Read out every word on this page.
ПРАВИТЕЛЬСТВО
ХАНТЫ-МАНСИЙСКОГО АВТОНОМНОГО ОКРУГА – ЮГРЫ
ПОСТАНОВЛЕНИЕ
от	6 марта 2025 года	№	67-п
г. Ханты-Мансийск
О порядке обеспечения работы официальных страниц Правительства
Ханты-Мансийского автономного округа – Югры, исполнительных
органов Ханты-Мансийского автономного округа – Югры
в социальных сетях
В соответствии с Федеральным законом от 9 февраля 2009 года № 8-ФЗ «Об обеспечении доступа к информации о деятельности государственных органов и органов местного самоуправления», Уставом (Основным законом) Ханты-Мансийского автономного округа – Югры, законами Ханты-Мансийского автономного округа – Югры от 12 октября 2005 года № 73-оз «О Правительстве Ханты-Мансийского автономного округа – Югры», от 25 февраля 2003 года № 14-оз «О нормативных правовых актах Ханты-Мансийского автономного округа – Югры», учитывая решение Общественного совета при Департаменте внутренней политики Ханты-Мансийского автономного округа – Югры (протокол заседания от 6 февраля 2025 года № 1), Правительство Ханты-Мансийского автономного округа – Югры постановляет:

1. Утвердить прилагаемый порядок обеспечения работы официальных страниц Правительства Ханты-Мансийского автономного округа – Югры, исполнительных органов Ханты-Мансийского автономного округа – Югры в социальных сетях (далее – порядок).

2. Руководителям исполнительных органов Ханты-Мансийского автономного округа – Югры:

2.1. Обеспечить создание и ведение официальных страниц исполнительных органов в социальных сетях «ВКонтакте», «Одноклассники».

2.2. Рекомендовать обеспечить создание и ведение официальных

|---|

GIVEN PROBLEM: Copy down the whole of the data above, matching it exactly.

EXERCISE RESULT:
Read out every word on this page.
ПРАВИТЕЛЬСТВО
ХАНТЫ-МАНСИЙСКОГО АВТОНОМНОГО ОКРУГА – ЮГРЫ
ПОСТАНОВЛЕНИЕ
от	6 марта 2025 года	№	67-п
г. Ханты-Мансийск
О порядке обеспечения работы официальных страниц Правительства
Ханты-Мансийского автономного округа – Югры, исполнительных
органов Ханты-Мансийского автономного округа – Югры
в социальных сетях
В соответствии с Федеральным законом от 9 февраля 2009 года № 8-ФЗ «Об обеспечении доступа к информации о деятельности государственных органов и органов местного самоуправления», Уставом (Основным законом) Ханты-Мансийского автономного округа – Югры, законами Ханты-Мансийского автономного округа – Югры от 12 октября 2005 года № 73-оз «О Правительстве Ханты-Мансийского автономного округа – Югры», от 25 февраля 2003 года № 14-оз «О нормативных правовых актах Ханты-Мансийского автономного округа – Югры», учитывая решение Общественного совета при Департаменте внутренней политики Ханты-Мансийского автономного округа – Югры (протокол заседания от 6 февраля 2025 года № 1), Правительство Ханты-Мансийского автономного округа – Югры постановляет:

1. Утвердить прилагаемый порядок обеспечения работы официальных страниц Правительства Ханты-Мансийского автономного округа – Югры, исполнительных органов Ханты-Мансийского автономного округа – Югры в социальных сетях (далее – порядок).

2. Руководителям исполнительных органов Ханты-Мансийского автономного округа – Югры:

2.1. Обеспечить создание и ведение официальных страниц исполнительных органов в социальных сетях «ВКонтакте», «Одноклассники».

2.2. Рекомендовать обеспечить создание и ведение официальных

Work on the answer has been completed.